=== Stored data ===
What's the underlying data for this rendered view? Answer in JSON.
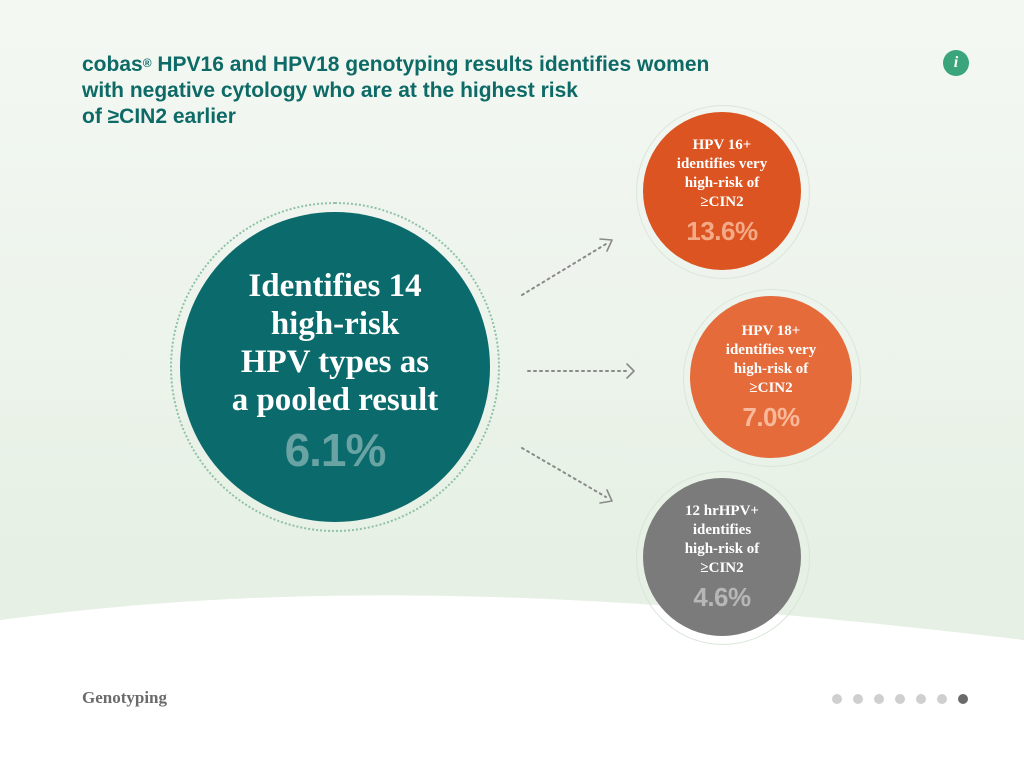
{
  "header": {
    "title_brand": "cobas",
    "title_reg": "®",
    "title_line1_rest": " HPV16 and HPV18 genotyping results identifies women",
    "title_line2": "with negative cytology who are at the highest risk",
    "title_line3": "of ≥CIN2 earlier",
    "info_icon_glyph": "i"
  },
  "main_circle": {
    "label_lines": [
      "Identifies 14",
      "high-risk",
      "HPV types as",
      "a pooled result"
    ],
    "value": "6.1%"
  },
  "outcomes": [
    {
      "label_lines": [
        "HPV 16+",
        "identifies very",
        "high-risk of",
        "≥CIN2"
      ],
      "value": "13.6%",
      "color": "#db5422"
    },
    {
      "label_lines": [
        "HPV 18+",
        "identifies very",
        "high-risk of",
        "≥CIN2"
      ],
      "value": "7.0%",
      "color": "#e56b3a"
    },
    {
      "label_lines": [
        "12 hrHPV+",
        "identifies",
        "high-risk of",
        "≥CIN2"
      ],
      "value": "4.6%",
      "color": "#7b7b7b"
    }
  ],
  "footer": {
    "section_label": "Genotyping",
    "pagination": {
      "total": 7,
      "current": 7
    }
  },
  "colors": {
    "brand_teal": "#0b6a6b",
    "title_teal": "#0e6a66",
    "info_green": "#3aa57a"
  },
  "icons": [
    "info-icon",
    "arrow-right-icon"
  ]
}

=== Goal of the exercise ===
Drop the pictures and reproduce the rest of the entries above exactly.

=== Exercise result ===
What's the underlying data for this rendered view? Answer in JSON.
{
  "header": {
    "title_brand": "cobas",
    "title_reg": "®",
    "title_line1_rest": " HPV16 and HPV18 genotyping results identifies women",
    "title_line2": "with negative cytology who are at the highest risk",
    "title_line3": "of ≥CIN2 earlier",
    "info_icon_glyph": "i"
  },
  "main_circle": {
    "label_lines": [
      "Identifies 14",
      "high-risk",
      "HPV types as",
      "a pooled result"
    ],
    "value": "6.1%"
  },
  "outcomes": [
    {
      "label_lines": [
        "HPV 16+",
        "identifies very",
        "high-risk of",
        "≥CIN2"
      ],
      "value": "13.6%",
      "color": "#db5422"
    },
    {
      "label_lines": [
        "HPV 18+",
        "identifies very",
        "high-risk of",
        "≥CIN2"
      ],
      "value": "7.0%",
      "color": "#e56b3a"
    },
    {
      "label_lines": [
        "12 hrHPV+",
        "identifies",
        "high-risk of",
        "≥CIN2"
      ],
      "value": "4.6%",
      "color": "#7b7b7b"
    }
  ],
  "footer": {
    "section_label": "Genotyping",
    "pagination": {
      "total": 7,
      "current": 7
    }
  },
  "colors": {
    "brand_teal": "#0b6a6b",
    "title_teal": "#0e6a66",
    "info_green": "#3aa57a"
  },
  "icons": [
    "info-icon",
    "arrow-right-icon"
  ]
}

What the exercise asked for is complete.